WORK INSTRUCTIONS: Extract every record, exactly as written, and ignore the pictures.

EXTRACTED INFORMATION:
■ ■ ■

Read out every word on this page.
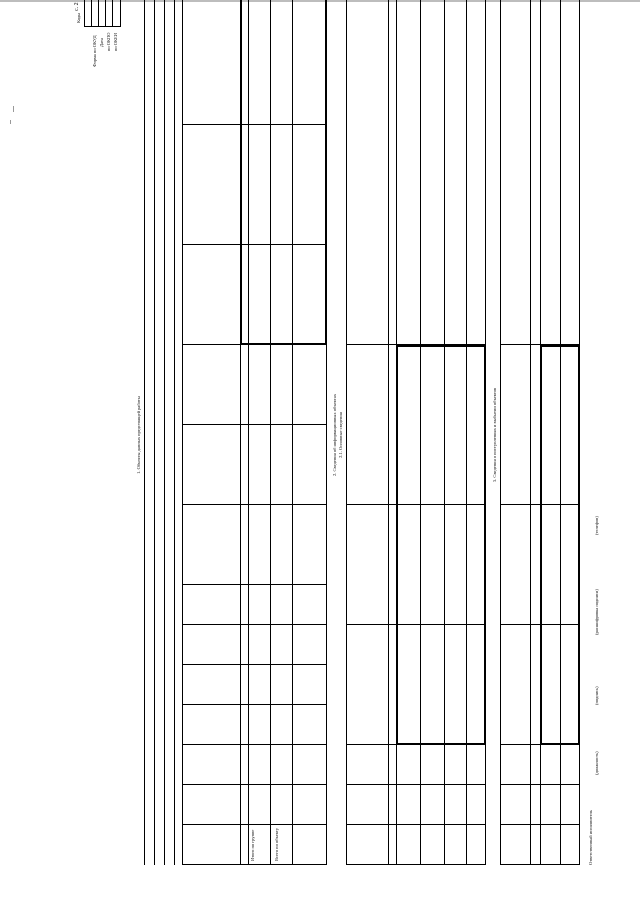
с. 2
Коды
Форма по ОКУД Дата по ОКПО по ОКЕИ
1. Объекты данных предстоящей работы
Итого по группе	Всего по объекту
2. Сведения об информационных объектах 2.1. Основные сведения	3. Сведения о поступлениях и выбытии объектов
Ответственный исполнитель
(должность)
(подпись)
(расшифровка подписи)
(телефон)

■ ■ ■

EXERCISE RESULT:
Read out every word on this page.
с. 2
Коды
Форма по ОКУД Дата по ОКПО по ОКЕИ
1. Объекты данных предстоящей работы
Итого по группе	Всего по объекту
2. Сведения об информационных объектах 2.1. Основные сведения	3. Сведения о поступлениях и выбытии объектов
Ответственный исполнитель
(должность)
(подпись)
(расшифровка подписи)
(телефон)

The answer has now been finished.